-- Problem description --
Lines containing the string "Закрепить" are to be counted; report the number and nothing more.

## START Input data

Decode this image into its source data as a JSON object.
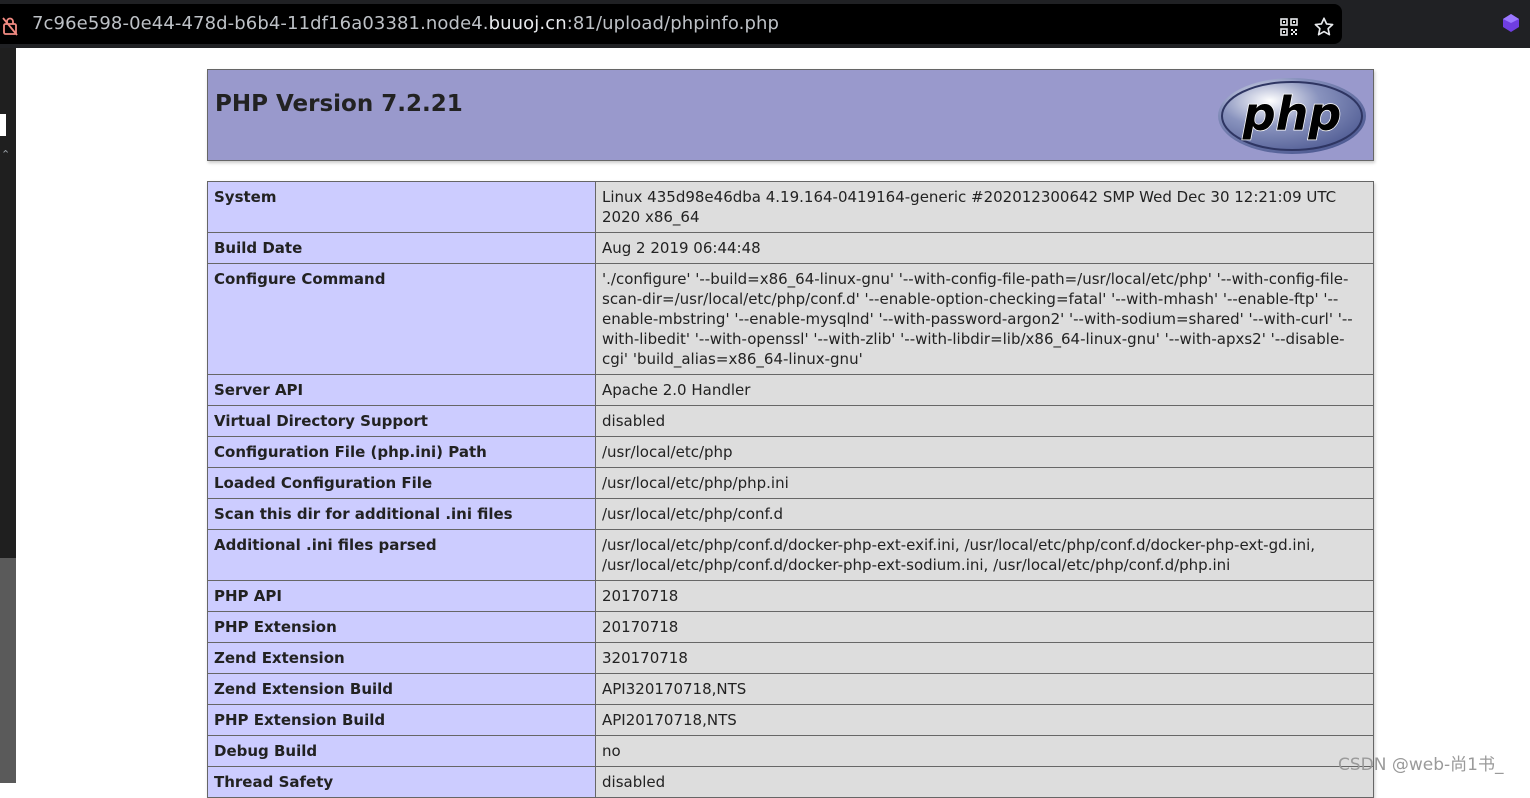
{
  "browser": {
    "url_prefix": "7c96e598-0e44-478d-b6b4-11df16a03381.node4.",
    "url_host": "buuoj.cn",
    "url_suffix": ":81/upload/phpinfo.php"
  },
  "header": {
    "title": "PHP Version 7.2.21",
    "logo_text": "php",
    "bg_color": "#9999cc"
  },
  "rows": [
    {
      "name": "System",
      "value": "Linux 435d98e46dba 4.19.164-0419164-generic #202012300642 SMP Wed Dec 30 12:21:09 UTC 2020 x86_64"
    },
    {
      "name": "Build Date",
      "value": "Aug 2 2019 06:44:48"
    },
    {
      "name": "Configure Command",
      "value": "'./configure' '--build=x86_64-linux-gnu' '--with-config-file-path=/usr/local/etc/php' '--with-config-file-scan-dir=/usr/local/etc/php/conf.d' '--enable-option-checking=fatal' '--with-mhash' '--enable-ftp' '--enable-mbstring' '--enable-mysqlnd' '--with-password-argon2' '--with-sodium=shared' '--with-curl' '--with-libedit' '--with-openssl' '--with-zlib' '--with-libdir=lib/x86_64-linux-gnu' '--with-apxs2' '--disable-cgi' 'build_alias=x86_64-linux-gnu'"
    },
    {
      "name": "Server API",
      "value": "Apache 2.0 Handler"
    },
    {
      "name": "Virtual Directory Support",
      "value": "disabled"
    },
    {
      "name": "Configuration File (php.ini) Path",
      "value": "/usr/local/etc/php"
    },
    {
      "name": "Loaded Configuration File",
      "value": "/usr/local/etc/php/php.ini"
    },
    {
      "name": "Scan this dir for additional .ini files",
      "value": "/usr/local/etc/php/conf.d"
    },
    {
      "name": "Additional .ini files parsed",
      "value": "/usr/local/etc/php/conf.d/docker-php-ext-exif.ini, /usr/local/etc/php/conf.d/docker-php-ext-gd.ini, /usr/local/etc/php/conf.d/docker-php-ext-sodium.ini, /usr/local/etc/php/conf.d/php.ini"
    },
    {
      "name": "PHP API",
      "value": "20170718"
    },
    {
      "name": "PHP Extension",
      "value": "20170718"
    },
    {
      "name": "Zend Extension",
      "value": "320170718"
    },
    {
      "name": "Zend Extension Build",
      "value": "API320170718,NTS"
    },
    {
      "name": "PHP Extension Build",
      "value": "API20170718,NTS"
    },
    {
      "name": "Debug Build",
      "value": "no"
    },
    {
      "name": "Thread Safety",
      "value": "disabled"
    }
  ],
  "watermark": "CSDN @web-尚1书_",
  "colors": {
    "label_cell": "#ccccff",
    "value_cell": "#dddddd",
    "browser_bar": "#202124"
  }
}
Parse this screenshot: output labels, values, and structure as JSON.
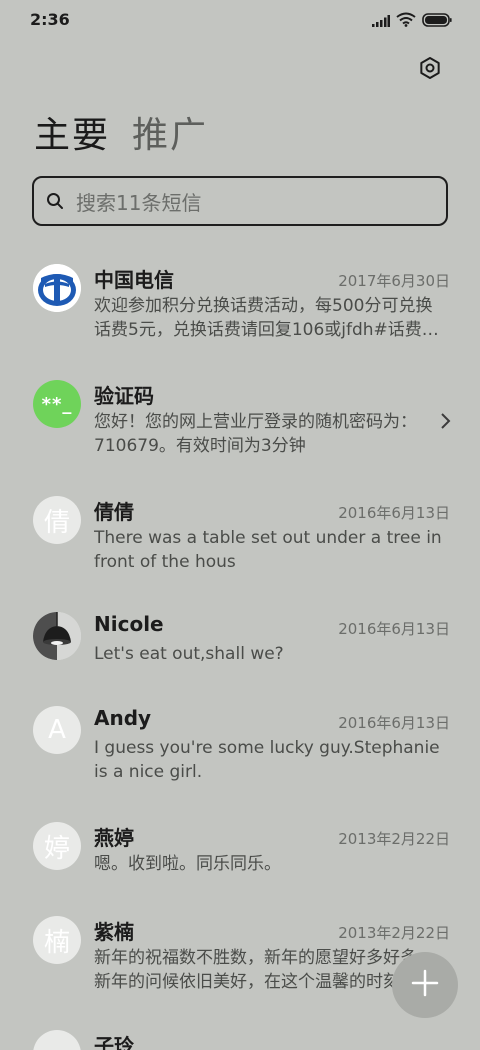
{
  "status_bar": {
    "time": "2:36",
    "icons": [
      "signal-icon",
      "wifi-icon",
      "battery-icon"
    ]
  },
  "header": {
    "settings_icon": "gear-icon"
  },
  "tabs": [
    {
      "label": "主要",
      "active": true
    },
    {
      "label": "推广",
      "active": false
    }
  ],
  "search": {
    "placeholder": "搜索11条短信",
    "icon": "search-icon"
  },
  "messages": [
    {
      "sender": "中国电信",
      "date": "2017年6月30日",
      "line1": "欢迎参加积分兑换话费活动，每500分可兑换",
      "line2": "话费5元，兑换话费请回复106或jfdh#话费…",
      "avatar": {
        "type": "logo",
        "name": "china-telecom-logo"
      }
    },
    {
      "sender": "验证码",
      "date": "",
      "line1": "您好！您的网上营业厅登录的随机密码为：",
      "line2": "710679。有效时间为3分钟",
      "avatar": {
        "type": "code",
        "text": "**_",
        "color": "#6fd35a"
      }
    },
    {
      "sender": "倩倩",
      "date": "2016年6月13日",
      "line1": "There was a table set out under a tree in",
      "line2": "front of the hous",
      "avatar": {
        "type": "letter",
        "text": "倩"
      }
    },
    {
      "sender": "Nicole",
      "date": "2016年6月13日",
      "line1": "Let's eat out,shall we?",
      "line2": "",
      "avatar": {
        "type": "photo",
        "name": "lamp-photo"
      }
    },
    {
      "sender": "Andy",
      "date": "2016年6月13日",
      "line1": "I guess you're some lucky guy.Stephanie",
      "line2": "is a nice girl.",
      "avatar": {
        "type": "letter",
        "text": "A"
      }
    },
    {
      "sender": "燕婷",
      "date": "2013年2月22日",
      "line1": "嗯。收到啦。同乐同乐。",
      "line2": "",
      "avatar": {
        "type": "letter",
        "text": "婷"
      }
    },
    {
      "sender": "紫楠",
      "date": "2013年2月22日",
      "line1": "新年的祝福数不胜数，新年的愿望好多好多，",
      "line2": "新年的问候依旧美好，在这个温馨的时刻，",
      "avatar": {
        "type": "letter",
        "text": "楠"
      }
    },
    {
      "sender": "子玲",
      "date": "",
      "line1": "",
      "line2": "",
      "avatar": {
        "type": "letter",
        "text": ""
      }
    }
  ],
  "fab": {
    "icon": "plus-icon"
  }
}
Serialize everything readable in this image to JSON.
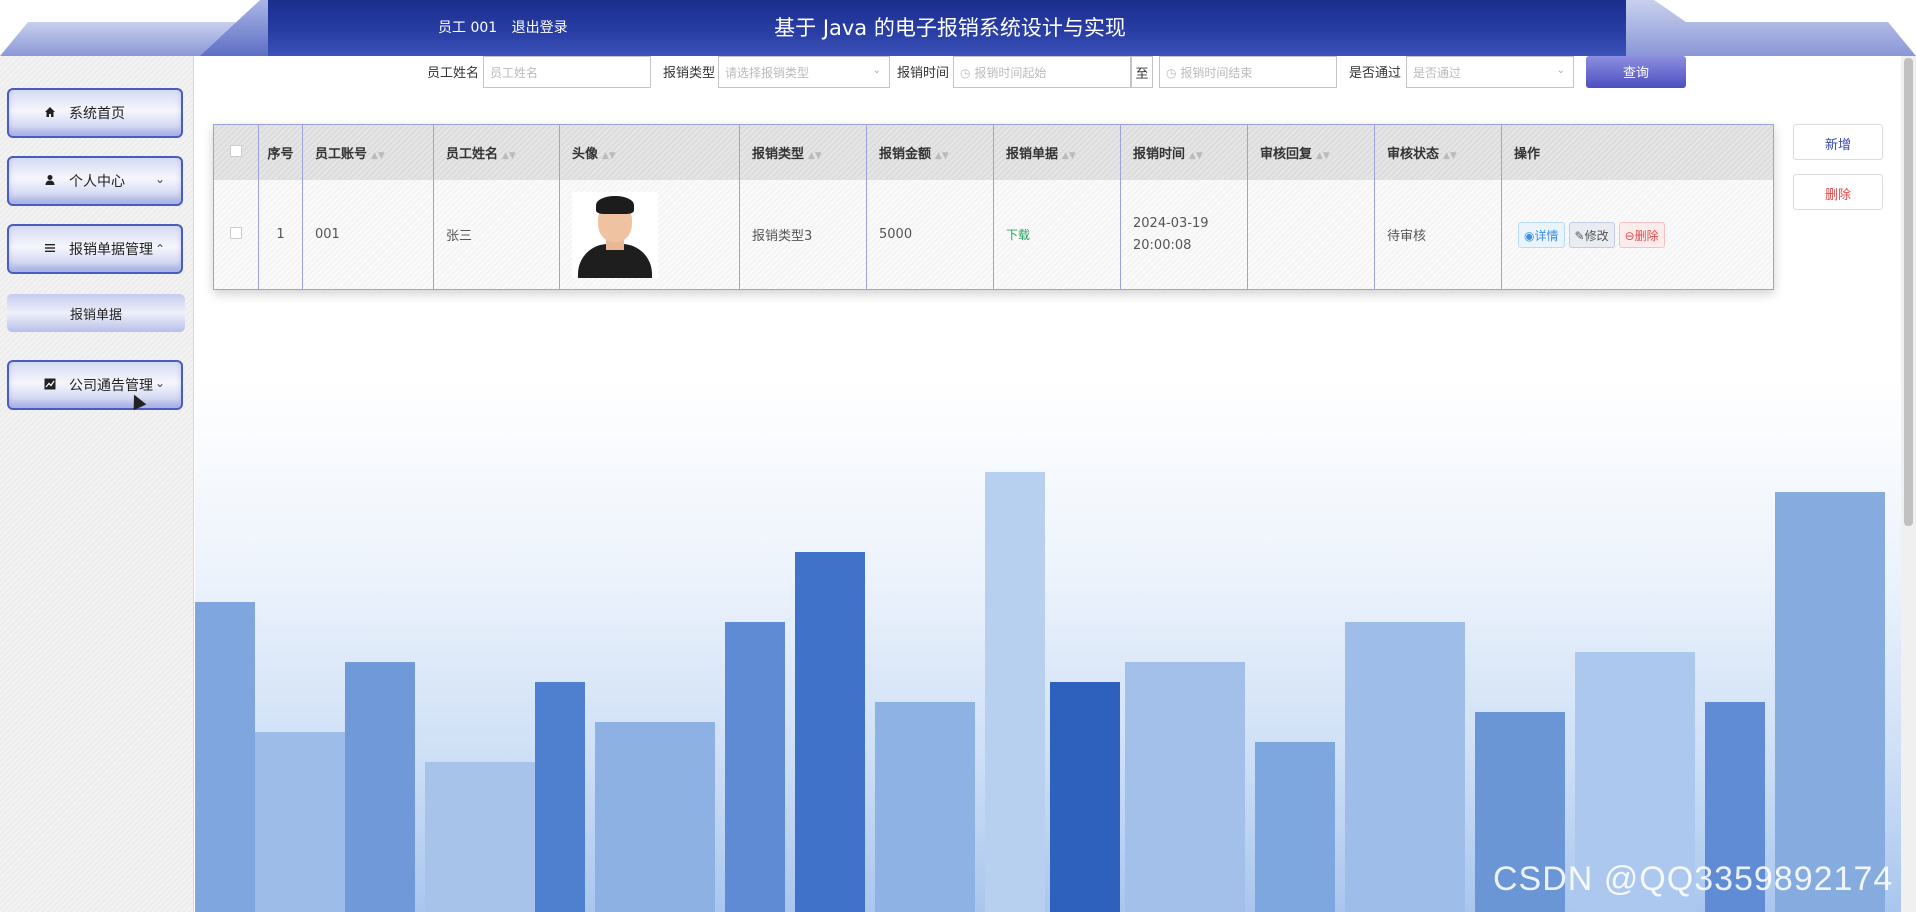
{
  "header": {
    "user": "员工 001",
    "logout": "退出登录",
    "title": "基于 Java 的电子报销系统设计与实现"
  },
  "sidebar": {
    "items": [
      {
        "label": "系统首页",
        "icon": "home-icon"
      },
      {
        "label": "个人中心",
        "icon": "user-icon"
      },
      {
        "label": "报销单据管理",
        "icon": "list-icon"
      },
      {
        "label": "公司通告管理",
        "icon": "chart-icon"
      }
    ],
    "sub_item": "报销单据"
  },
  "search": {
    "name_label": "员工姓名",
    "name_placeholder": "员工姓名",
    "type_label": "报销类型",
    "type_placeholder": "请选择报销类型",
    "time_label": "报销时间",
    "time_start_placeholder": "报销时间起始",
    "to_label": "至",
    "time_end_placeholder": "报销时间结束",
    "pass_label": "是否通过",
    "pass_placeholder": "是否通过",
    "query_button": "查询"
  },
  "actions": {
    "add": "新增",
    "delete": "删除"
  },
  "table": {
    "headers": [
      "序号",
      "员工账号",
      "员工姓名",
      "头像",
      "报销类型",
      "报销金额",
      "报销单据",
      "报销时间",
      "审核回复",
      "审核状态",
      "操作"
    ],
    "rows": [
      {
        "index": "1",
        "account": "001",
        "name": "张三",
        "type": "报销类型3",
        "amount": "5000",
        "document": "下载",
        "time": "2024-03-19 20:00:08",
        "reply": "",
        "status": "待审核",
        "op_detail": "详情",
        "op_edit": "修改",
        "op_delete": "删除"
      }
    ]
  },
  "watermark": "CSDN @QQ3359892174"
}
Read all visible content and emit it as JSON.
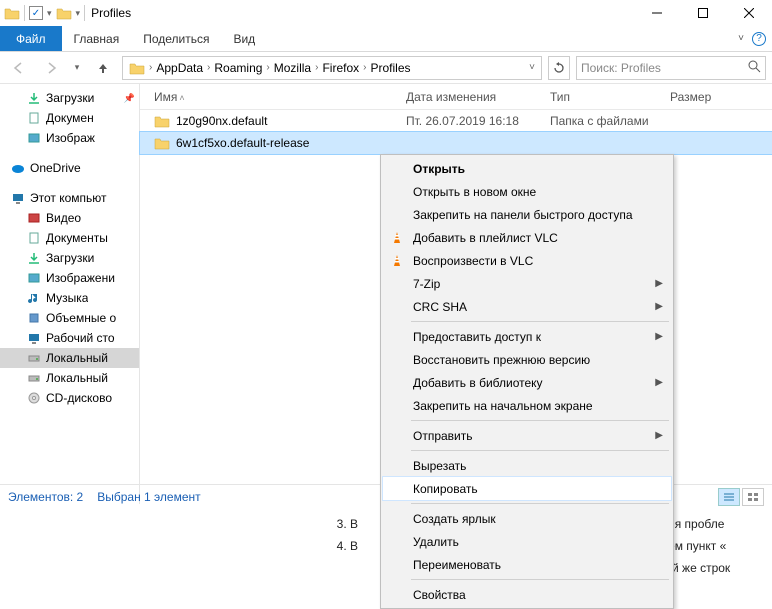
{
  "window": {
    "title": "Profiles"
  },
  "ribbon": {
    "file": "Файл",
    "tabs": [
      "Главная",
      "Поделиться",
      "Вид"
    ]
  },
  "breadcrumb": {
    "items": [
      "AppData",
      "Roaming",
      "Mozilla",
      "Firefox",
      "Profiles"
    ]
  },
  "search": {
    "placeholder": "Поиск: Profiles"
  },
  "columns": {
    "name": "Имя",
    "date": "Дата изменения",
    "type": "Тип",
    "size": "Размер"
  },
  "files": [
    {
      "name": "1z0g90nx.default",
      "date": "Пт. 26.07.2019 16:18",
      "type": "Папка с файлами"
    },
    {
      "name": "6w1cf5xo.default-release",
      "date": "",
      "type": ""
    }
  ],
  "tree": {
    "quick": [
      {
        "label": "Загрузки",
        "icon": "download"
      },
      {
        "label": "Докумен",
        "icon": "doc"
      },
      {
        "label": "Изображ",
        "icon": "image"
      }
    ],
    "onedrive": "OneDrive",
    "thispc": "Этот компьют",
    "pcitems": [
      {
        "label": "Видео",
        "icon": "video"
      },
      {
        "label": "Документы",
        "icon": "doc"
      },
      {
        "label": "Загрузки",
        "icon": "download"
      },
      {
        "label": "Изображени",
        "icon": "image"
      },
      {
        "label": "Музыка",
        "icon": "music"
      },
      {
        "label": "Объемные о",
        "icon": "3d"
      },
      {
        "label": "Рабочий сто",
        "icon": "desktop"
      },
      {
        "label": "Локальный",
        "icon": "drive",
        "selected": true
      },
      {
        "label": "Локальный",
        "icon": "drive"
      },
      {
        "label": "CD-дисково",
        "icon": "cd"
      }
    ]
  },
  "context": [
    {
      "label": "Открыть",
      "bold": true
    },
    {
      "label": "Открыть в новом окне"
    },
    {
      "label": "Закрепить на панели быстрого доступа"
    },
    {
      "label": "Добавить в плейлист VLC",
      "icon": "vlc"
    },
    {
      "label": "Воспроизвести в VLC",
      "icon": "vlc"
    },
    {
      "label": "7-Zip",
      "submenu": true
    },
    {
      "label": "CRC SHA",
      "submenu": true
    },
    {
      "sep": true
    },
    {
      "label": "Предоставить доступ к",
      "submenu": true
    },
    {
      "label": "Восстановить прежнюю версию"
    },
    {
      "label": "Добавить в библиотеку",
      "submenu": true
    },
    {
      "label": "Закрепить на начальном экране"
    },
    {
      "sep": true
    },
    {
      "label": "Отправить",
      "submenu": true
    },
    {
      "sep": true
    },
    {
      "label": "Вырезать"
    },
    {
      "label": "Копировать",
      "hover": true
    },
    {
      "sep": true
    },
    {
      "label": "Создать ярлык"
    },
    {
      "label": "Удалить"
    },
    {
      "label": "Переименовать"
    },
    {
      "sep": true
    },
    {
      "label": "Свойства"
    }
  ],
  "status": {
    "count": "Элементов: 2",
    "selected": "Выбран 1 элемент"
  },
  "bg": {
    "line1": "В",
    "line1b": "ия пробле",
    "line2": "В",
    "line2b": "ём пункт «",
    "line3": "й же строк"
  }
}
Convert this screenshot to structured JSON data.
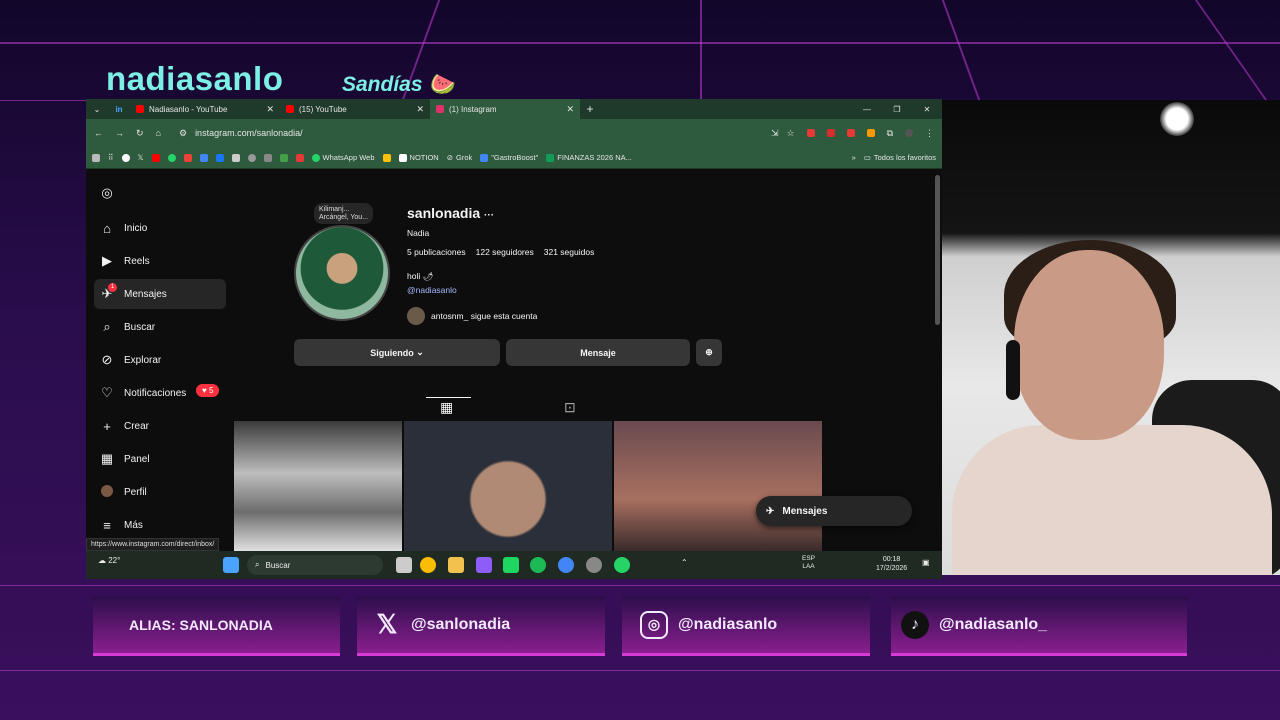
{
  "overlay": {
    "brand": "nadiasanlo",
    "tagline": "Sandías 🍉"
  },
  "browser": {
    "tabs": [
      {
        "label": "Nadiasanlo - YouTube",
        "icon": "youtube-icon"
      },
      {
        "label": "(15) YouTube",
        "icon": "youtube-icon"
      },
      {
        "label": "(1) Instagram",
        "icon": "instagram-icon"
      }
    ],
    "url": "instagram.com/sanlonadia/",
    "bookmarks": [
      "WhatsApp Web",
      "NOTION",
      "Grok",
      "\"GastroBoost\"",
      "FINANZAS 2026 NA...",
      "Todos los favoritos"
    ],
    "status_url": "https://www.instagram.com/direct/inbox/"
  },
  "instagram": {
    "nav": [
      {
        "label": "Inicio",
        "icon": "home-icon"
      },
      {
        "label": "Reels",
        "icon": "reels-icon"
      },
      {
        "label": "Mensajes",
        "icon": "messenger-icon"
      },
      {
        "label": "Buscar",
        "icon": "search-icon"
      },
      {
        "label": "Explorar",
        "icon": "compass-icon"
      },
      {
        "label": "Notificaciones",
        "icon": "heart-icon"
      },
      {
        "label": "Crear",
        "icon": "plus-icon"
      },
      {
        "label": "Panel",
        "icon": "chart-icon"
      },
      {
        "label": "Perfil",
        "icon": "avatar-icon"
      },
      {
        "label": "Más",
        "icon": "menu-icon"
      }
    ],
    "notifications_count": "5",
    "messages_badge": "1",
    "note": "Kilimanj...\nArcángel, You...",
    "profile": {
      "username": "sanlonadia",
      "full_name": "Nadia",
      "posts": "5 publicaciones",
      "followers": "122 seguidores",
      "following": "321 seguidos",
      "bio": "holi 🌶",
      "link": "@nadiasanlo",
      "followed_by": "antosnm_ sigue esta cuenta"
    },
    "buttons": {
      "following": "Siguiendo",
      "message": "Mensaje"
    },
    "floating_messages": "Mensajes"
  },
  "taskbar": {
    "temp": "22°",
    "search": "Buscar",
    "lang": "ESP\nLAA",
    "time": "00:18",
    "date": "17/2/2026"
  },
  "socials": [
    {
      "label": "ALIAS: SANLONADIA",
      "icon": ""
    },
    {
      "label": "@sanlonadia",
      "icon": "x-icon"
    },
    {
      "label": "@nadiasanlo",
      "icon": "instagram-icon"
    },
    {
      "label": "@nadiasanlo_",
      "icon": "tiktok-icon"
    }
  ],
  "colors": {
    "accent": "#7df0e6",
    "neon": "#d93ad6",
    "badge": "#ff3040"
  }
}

## END Input data

-- Final result --
2